Records from a collection:

* begin *

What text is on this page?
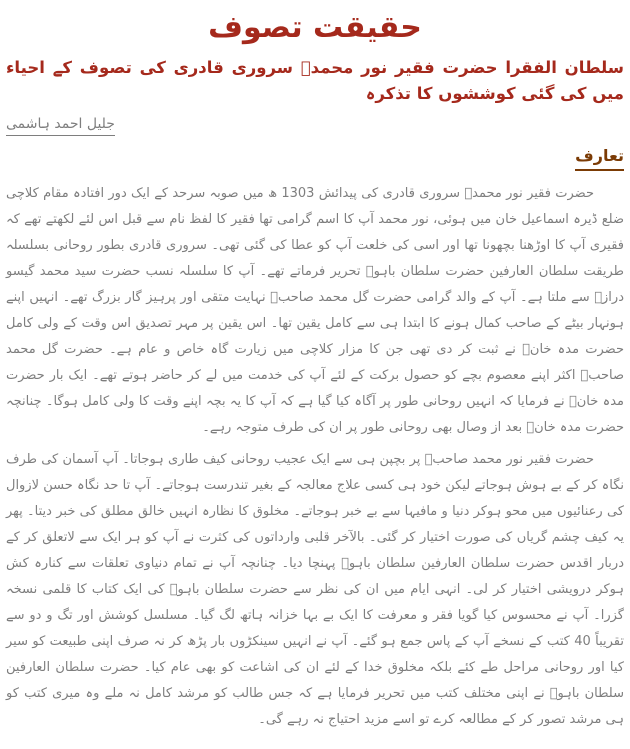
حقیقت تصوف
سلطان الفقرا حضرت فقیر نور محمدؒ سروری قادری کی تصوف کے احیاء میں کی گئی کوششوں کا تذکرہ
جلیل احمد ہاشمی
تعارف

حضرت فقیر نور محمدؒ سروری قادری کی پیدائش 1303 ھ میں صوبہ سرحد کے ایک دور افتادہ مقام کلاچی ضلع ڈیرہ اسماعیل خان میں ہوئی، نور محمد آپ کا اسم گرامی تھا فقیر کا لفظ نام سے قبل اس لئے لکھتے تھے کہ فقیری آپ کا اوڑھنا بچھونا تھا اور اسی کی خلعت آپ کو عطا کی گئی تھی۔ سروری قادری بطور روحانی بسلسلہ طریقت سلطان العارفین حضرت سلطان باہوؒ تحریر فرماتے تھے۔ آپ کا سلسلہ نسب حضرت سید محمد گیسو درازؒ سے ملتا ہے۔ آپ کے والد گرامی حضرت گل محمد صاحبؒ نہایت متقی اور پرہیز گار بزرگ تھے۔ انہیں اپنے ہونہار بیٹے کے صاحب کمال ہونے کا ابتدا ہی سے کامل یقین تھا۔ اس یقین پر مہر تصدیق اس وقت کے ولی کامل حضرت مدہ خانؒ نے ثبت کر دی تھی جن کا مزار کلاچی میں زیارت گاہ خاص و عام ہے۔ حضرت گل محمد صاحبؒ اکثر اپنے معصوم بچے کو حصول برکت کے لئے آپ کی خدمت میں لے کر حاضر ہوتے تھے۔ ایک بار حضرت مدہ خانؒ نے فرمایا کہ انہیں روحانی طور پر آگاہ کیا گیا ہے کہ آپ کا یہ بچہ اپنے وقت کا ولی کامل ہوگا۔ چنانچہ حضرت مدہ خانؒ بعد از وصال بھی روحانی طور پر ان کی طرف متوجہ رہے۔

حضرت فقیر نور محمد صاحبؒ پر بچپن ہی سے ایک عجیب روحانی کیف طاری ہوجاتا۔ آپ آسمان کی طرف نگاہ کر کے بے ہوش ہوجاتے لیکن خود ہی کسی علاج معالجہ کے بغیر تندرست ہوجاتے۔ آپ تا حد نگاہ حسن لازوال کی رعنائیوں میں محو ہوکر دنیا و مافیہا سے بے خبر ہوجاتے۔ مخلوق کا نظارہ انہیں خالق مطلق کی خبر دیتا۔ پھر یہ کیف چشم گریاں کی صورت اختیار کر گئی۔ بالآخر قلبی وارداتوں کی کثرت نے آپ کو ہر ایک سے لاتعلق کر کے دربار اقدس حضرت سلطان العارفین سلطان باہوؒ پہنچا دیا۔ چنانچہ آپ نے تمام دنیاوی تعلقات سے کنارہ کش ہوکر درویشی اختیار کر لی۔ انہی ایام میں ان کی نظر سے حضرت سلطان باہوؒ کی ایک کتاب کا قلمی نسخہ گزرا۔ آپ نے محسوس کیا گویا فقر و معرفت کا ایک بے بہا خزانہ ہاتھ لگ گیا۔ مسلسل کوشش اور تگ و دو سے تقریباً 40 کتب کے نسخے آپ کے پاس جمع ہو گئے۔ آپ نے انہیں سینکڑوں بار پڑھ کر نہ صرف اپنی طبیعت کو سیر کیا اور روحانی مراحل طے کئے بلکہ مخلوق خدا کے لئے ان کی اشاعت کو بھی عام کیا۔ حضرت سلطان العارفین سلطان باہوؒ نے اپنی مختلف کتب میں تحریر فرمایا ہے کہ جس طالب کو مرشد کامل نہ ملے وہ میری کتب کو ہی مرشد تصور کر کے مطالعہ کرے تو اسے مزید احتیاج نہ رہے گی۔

* end *

INSTRUCTIONS TO FOLLOW:
Copy the data character for character, but drop all pictures from the copy.

TASK OUTPUT:
What text is on this page?
حقیقت تصوف
سلطان الفقرا حضرت فقیر نور محمدؒ سروری قادری کی تصوف کے احیاء میں کی گئی کوششوں کا تذکرہ
جلیل احمد ہاشمی
تعارف

حضرت فقیر نور محمدؒ سروری قادری کی پیدائش 1303 ھ میں صوبہ سرحد کے ایک دور افتادہ مقام کلاچی ضلع ڈیرہ اسماعیل خان میں ہوئی، نور محمد آپ کا اسم گرامی تھا فقیر کا لفظ نام سے قبل اس لئے لکھتے تھے کہ فقیری آپ کا اوڑھنا بچھونا تھا اور اسی کی خلعت آپ کو عطا کی گئی تھی۔ سروری قادری بطور روحانی بسلسلہ طریقت سلطان العارفین حضرت سلطان باہوؒ تحریر فرماتے تھے۔ آپ کا سلسلہ نسب حضرت سید محمد گیسو درازؒ سے ملتا ہے۔ آپ کے والد گرامی حضرت گل محمد صاحبؒ نہایت متقی اور پرہیز گار بزرگ تھے۔ انہیں اپنے ہونہار بیٹے کے صاحب کمال ہونے کا ابتدا ہی سے کامل یقین تھا۔ اس یقین پر مہر تصدیق اس وقت کے ولی کامل حضرت مدہ خانؒ نے ثبت کر دی تھی جن کا مزار کلاچی میں زیارت گاہ خاص و عام ہے۔ حضرت گل محمد صاحبؒ اکثر اپنے معصوم بچے کو حصول برکت کے لئے آپ کی خدمت میں لے کر حاضر ہوتے تھے۔ ایک بار حضرت مدہ خانؒ نے فرمایا کہ انہیں روحانی طور پر آگاہ کیا گیا ہے کہ آپ کا یہ بچہ اپنے وقت کا ولی کامل ہوگا۔ چنانچہ حضرت مدہ خانؒ بعد از وصال بھی روحانی طور پر ان کی طرف متوجہ رہے۔

حضرت فقیر نور محمد صاحبؒ پر بچپن ہی سے ایک عجیب روحانی کیف طاری ہوجاتا۔ آپ آسمان کی طرف نگاہ کر کے بے ہوش ہوجاتے لیکن خود ہی کسی علاج معالجہ کے بغیر تندرست ہوجاتے۔ آپ تا حد نگاہ حسن لازوال کی رعنائیوں میں محو ہوکر دنیا و مافیہا سے بے خبر ہوجاتے۔ مخلوق کا نظارہ انہیں خالق مطلق کی خبر دیتا۔ پھر یہ کیف چشم گریاں کی صورت اختیار کر گئی۔ بالآخر قلبی وارداتوں کی کثرت نے آپ کو ہر ایک سے لاتعلق کر کے دربار اقدس حضرت سلطان العارفین سلطان باہوؒ پہنچا دیا۔ چنانچہ آپ نے تمام دنیاوی تعلقات سے کنارہ کش ہوکر درویشی اختیار کر لی۔ انہی ایام میں ان کی نظر سے حضرت سلطان باہوؒ کی ایک کتاب کا قلمی نسخہ گزرا۔ آپ نے محسوس کیا گویا فقر و معرفت کا ایک بے بہا خزانہ ہاتھ لگ گیا۔ مسلسل کوشش اور تگ و دو سے تقریباً 40 کتب کے نسخے آپ کے پاس جمع ہو گئے۔ آپ نے انہیں سینکڑوں بار پڑھ کر نہ صرف اپنی طبیعت کو سیر کیا اور روحانی مراحل طے کئے بلکہ مخلوق خدا کے لئے ان کی اشاعت کو بھی عام کیا۔ حضرت سلطان العارفین سلطان باہوؒ نے اپنی مختلف کتب میں تحریر فرمایا ہے کہ جس طالب کو مرشد کامل نہ ملے وہ میری کتب کو ہی مرشد تصور کر کے مطالعہ کرے تو اسے مزید احتیاج نہ رہے گی۔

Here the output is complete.